### Task details:
Word for word, restate every line of the material.

[Saved data entries]
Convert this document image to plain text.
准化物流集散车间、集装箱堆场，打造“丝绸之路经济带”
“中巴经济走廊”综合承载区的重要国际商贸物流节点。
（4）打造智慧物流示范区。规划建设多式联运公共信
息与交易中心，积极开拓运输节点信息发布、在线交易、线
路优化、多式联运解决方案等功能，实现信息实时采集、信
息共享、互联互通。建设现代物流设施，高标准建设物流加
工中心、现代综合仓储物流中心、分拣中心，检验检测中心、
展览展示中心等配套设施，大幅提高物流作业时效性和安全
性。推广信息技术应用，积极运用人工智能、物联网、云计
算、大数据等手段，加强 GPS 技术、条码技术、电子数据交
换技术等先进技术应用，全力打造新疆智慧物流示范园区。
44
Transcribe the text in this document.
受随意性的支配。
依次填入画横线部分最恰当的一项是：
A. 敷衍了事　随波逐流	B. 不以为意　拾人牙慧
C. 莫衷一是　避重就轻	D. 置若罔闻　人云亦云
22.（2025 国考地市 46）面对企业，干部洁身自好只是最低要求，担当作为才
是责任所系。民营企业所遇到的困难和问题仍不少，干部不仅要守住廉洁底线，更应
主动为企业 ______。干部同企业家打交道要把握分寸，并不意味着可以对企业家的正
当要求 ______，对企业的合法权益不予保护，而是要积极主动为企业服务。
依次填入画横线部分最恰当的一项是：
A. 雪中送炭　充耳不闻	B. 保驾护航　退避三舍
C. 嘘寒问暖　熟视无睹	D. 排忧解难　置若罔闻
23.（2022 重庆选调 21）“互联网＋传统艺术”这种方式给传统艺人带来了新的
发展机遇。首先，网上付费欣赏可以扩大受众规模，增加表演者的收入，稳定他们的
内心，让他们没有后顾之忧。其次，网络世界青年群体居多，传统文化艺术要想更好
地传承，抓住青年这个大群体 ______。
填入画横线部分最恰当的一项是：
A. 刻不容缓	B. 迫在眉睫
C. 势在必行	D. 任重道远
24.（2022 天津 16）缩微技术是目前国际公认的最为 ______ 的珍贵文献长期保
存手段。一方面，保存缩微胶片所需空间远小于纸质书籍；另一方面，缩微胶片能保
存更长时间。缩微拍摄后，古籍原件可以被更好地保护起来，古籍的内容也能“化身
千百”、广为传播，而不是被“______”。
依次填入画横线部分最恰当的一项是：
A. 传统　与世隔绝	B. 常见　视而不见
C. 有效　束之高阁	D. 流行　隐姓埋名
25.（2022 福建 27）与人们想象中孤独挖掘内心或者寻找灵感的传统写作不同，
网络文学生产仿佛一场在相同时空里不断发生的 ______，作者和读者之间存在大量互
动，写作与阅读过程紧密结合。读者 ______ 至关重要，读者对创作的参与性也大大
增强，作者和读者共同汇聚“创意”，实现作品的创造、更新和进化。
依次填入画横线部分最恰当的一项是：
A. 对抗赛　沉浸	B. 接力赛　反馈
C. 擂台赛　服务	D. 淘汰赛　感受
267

### Solution to this exercise:
Convert this document image to plain text.
准化物流集散车间、集装箱堆场，打造“丝绸之路经济带”
“中巴经济走廊”综合承载区的重要国际商贸物流节点。
（4）打造智慧物流示范区。规划建设多式联运公共信
息与交易中心，积极开拓运输节点信息发布、在线交易、线
路优化、多式联运解决方案等功能，实现信息实时采集、信
息共享、互联互通。建设现代物流设施，高标准建设物流加
工中心、现代综合仓储物流中心、分拣中心，检验检测中心、
展览展示中心等配套设施，大幅提高物流作业时效性和安全
性。推广信息技术应用，积极运用人工智能、物联网、云计
算、大数据等手段，加强 GPS 技术、条码技术、电子数据交
换技术等先进技术应用，全力打造新疆智慧物流示范园区。
44
Transcribe the text in this document.
受随意性的支配。
依次填入画横线部分最恰当的一项是：
A. 敷衍了事　随波逐流	B. 不以为意　拾人牙慧
C. 莫衷一是　避重就轻	D. 置若罔闻　人云亦云
22.（2025 国考地市 46）面对企业，干部洁身自好只是最低要求，担当作为才
是责任所系。民营企业所遇到的困难和问题仍不少，干部不仅要守住廉洁底线，更应
主动为企业 ______。干部同企业家打交道要把握分寸，并不意味着可以对企业家的正
当要求 ______，对企业的合法权益不予保护，而是要积极主动为企业服务。
依次填入画横线部分最恰当的一项是：
A. 雪中送炭　充耳不闻	B. 保驾护航　退避三舍
C. 嘘寒问暖　熟视无睹	D. 排忧解难　置若罔闻
23.（2022 重庆选调 21）“互联网＋传统艺术”这种方式给传统艺人带来了新的
发展机遇。首先，网上付费欣赏可以扩大受众规模，增加表演者的收入，稳定他们的
内心，让他们没有后顾之忧。其次，网络世界青年群体居多，传统文化艺术要想更好
地传承，抓住青年这个大群体 ______。
填入画横线部分最恰当的一项是：
A. 刻不容缓	B. 迫在眉睫
C. 势在必行	D. 任重道远
24.（2022 天津 16）缩微技术是目前国际公认的最为 ______ 的珍贵文献长期保
存手段。一方面，保存缩微胶片所需空间远小于纸质书籍；另一方面，缩微胶片能保
存更长时间。缩微拍摄后，古籍原件可以被更好地保护起来，古籍的内容也能“化身
千百”、广为传播，而不是被“______”。
依次填入画横线部分最恰当的一项是：
A. 传统　与世隔绝	B. 常见　视而不见
C. 有效　束之高阁	D. 流行　隐姓埋名
25.（2022 福建 27）与人们想象中孤独挖掘内心或者寻找灵感的传统写作不同，
网络文学生产仿佛一场在相同时空里不断发生的 ______，作者和读者之间存在大量互
动，写作与阅读过程紧密结合。读者 ______ 至关重要，读者对创作的参与性也大大
增强，作者和读者共同汇聚“创意”，实现作品的创造、更新和进化。
依次填入画横线部分最恰当的一项是：
A. 对抗赛　沉浸	B. 接力赛　反馈
C. 擂台赛　服务	D. 淘汰赛　感受
267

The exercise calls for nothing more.